Design ideas: Did the designers have any particular design ideas which they would try to realise in the design process?
The dialogue should be described by a grammar; the dialogue manager should be probabilistic, i.e. a matrix of topics and features expressing probabilities of what topic the user is talking about is central to the dialogue management, cf. Figure 7 in [Carlson and Hunnicutt 1995]. The probabilistic dialogue manager based on keywords in the users' input is an interesting innovative feature of Waxholm.
Designer preferences: Did the designers impose any constraints on the design which were not dictated from elsewhere?
No Lisp or Prolog person was involved so the developers were using C throughout the project (except SQL for database search).
Design process type: What is the nature of the design process?
Exploratory research on speech synthesis [was this dropped?] and speech recognition in human-machine dialogue.
Development process type: How was the system/component developed?
The development of the system may be described in terms of four phases. 1. The idea was conceived and initial preparations done. 2. First WOZ experiments were performed with about 30 users. 3. A second series of WOZ experiments were performed with about 40 users. 4. The full system was implemented.

Information supplied:

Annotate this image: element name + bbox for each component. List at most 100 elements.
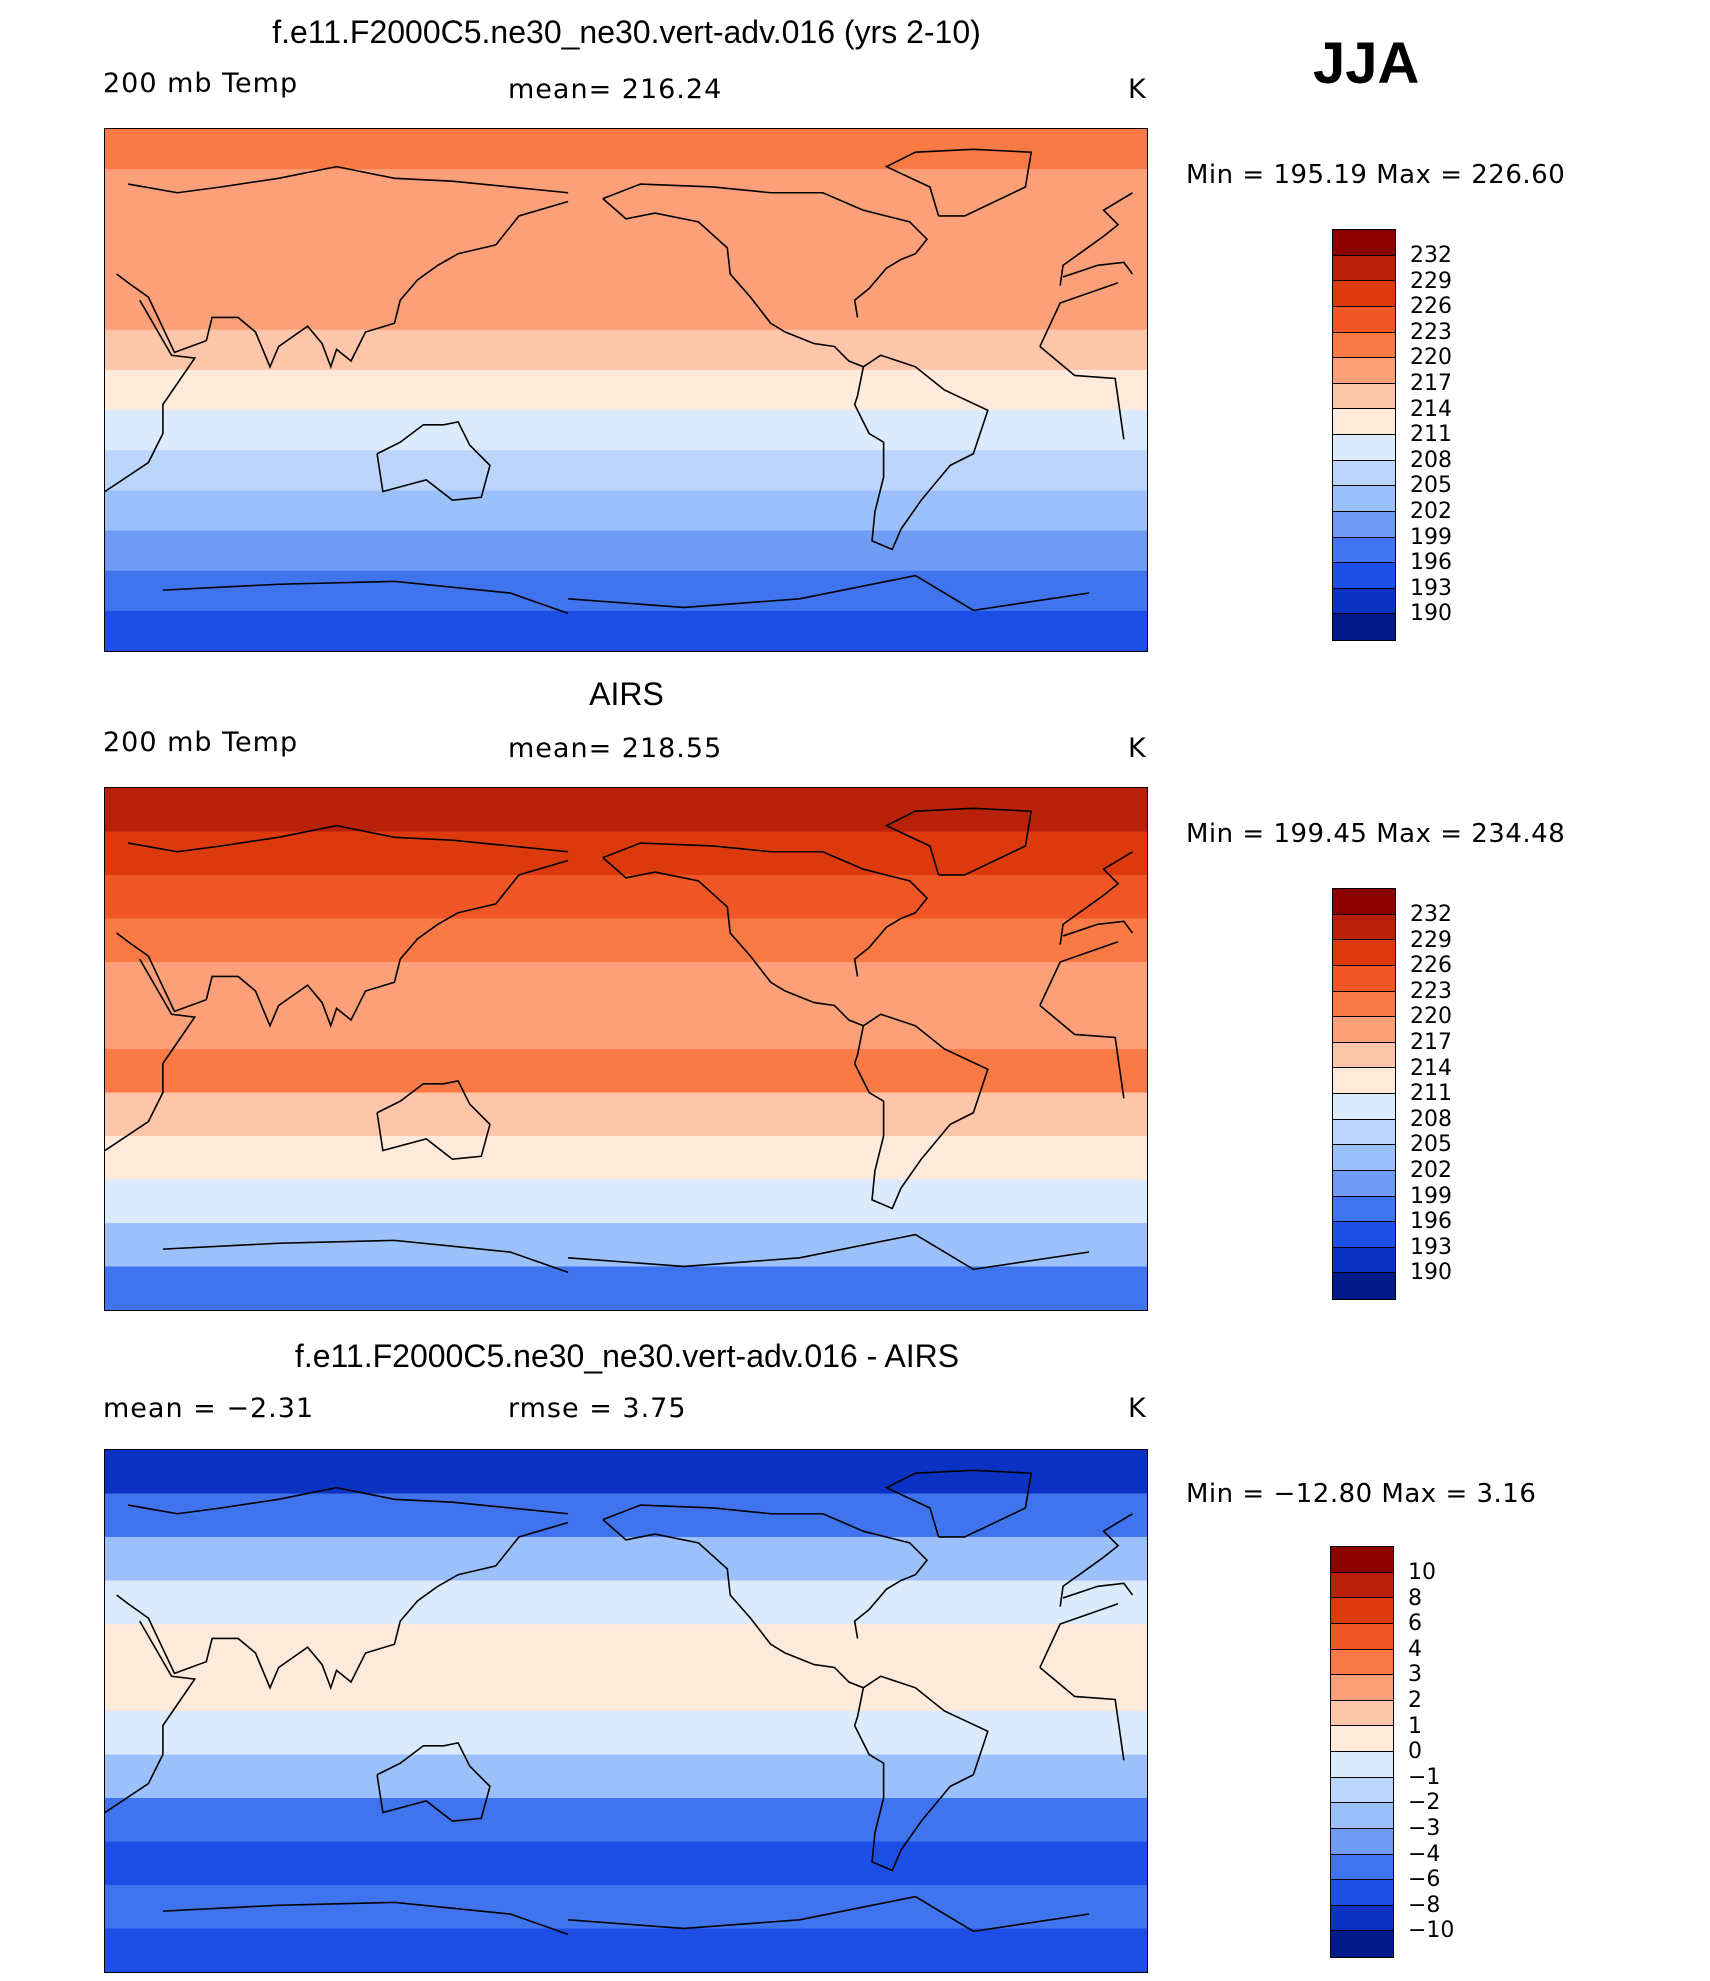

Task requirements:
A – Explain in one to three sentences why the Waxholm design notes say the developers used C throughout the project.
B – Carry on the Waxholm design notes from the point where they stop.

Results of the tasks:
A – The developers used C throughout because no Lisp or Prolog person was involved in the project. The one exception was SQL, which they used for database search.

B –
The initial preparations included interviews with 3-4 people from the Waxholm company and a timetable was collected from the company. The developers were not allowed to make recordings in the Waxholm company. The initial system was based on what the 5-6 people in the project could come up with as regards lexicon, grammar, dialogue model etc. During WOZ, text (from the wizard's typing) and speech data were collected running the system with a wizard replacing the speech recognition module. Data were eventually collected from users interacting with the final system. After the first subjects were recorded, both the grammar and the dialogue model could be based on empirical data. The lexicon was expanded and the network probabilities were trained. After the second phase some major revisions were made based on observed interaction problems. No particular development methodology appears to have been followed. A new phase of development was entered when the team believed that "things might work".
Requirements and design specification documentation: Is one or both of these specifications documented?
No. In the absence of such specifications, the developers had no guidance wrt. when or to what extent they would have achieved their development objectives.
Development process representation: Has the development process itself been explicitly represented in some way? How?
Initially the system was designed based on intuition and discussions within the group. At an early stage the block diagram in Figure 2 was made that later on has been presented in many papers. One person had the task of implementing the information flow between modules (represented as boxes in the figure), and the data format was negotiated between the different people that were responsible for modules that should be connected.
The project group had a weekly meeting with a written protocol with numbered tasks: small and big ones, from "fix the loudspeaker" to "improve the recognition". At each meeting the list was gone through and the numbered tasks were taken off when finished. During these meetings design issues played an important role. The protocol is not available.
See also the Waxholm history below. The absence of any explicit development process representation means that Waxholm will be more difficult than needed to re-design and maintain, especially for people who were not involved in its development.
Realism criteria: Will the system/component meet real user needs, will it meet them better, in some sense to be explained, than known alternatives, is the system/component "just" meant for exploring specific possibilities (explain), other (explain)?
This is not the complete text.